Objective:
Go through the records and show each line where the word "this" occurs.

Saved entries
━━━━━━

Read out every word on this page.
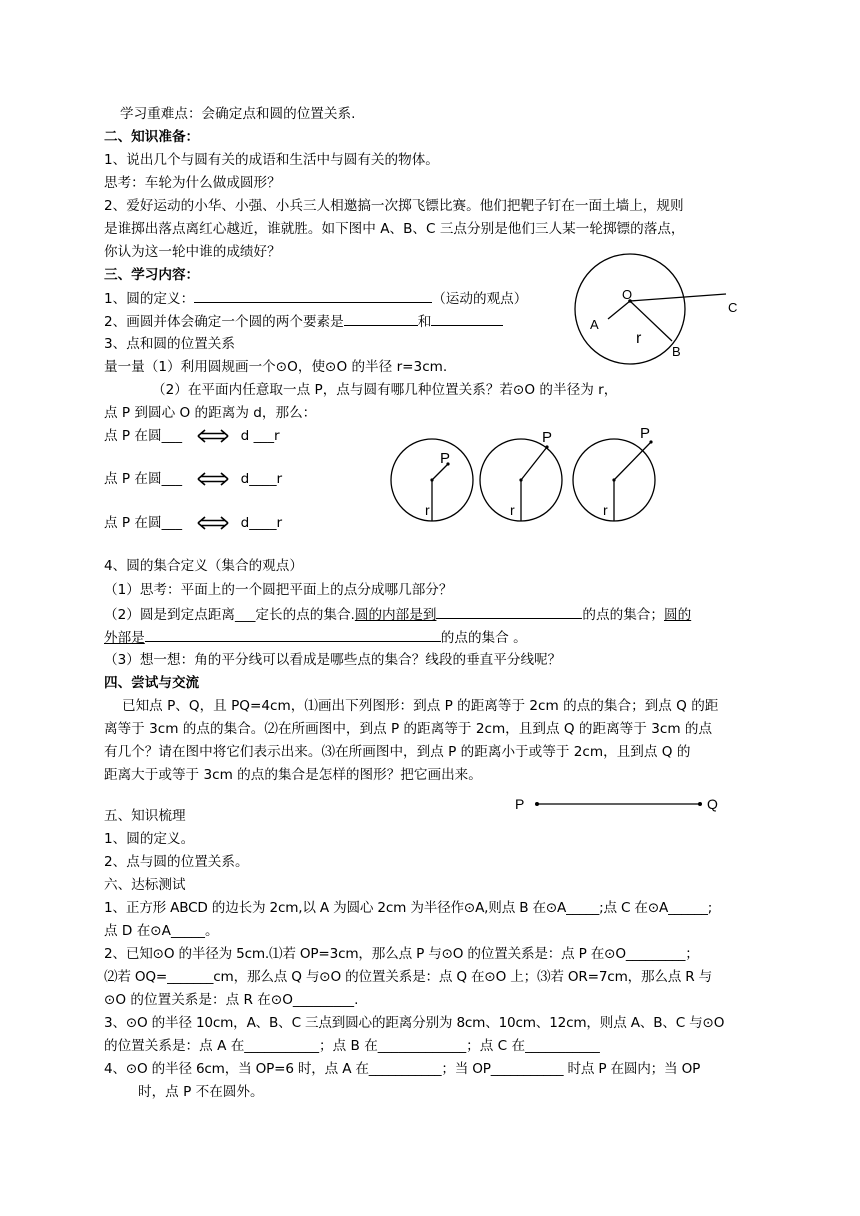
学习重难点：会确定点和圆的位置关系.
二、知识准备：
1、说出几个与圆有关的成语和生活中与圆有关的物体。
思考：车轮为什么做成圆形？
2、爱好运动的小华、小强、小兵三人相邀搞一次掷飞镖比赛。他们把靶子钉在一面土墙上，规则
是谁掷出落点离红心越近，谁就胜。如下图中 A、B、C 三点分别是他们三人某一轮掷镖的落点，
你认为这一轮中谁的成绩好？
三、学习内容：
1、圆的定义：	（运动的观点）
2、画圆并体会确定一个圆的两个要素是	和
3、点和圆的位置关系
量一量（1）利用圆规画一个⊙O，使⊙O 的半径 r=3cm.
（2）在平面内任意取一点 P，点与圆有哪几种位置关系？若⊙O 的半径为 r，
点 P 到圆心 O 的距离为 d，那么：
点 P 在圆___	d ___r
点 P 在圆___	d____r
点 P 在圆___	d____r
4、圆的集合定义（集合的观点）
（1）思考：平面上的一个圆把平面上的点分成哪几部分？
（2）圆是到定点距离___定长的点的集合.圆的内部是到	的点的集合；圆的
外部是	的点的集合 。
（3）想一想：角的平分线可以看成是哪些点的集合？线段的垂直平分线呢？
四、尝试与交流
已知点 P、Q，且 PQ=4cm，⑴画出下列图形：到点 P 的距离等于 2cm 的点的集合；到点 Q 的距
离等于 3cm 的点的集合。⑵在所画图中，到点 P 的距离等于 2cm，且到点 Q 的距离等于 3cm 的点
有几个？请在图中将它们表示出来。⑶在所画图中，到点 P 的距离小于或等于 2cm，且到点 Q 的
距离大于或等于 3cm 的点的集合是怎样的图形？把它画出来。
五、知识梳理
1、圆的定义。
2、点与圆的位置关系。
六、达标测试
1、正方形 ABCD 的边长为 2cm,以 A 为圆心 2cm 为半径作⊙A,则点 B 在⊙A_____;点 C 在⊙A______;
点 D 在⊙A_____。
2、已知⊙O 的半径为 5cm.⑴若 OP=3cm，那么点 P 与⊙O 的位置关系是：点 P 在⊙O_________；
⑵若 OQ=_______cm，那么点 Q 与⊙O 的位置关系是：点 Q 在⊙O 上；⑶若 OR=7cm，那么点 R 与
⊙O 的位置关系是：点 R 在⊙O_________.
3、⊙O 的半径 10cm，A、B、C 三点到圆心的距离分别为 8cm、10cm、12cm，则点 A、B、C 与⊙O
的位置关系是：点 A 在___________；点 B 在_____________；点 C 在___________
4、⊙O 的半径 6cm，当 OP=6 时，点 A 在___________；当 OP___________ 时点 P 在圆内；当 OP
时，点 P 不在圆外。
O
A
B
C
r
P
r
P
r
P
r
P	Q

━━━━━━

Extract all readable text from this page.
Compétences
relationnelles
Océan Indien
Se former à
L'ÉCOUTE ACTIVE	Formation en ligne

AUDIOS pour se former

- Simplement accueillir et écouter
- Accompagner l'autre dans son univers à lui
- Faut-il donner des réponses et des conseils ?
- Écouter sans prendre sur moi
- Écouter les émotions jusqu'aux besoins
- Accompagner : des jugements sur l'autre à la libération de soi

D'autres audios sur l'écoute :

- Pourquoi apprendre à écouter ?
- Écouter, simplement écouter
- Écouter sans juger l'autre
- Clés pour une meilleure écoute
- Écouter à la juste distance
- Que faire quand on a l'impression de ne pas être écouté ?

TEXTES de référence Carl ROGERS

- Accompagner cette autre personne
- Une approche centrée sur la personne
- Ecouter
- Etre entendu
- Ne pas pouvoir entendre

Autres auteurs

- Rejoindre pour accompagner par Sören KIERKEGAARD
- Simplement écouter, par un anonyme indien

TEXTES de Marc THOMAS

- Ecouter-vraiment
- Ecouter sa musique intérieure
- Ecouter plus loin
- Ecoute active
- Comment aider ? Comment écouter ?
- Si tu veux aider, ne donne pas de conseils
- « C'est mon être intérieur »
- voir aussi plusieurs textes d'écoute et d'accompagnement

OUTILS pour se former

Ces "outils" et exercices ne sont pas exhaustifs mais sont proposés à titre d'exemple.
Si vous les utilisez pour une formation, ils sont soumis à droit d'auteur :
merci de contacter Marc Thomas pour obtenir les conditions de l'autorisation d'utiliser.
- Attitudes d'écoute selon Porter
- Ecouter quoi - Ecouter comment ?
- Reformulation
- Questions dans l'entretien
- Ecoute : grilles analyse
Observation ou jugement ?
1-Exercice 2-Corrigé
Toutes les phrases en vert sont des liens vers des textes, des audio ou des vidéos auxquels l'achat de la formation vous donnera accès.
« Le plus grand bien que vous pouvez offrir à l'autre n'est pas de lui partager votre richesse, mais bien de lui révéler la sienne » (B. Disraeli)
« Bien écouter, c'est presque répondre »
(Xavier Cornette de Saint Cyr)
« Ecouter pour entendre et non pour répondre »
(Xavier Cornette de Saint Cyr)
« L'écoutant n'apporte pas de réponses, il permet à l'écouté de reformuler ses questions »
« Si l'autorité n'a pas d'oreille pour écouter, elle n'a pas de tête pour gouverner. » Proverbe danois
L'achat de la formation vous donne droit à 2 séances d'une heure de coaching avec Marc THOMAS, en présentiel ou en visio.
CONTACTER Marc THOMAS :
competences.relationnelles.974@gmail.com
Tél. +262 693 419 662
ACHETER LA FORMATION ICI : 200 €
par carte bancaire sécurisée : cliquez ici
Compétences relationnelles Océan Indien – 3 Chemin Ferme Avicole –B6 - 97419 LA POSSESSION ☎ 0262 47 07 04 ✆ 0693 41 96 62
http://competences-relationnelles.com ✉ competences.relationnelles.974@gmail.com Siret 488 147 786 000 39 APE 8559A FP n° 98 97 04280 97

━━━━━━

Reply:
Read out every word on this page.
Extract all readable text from this page.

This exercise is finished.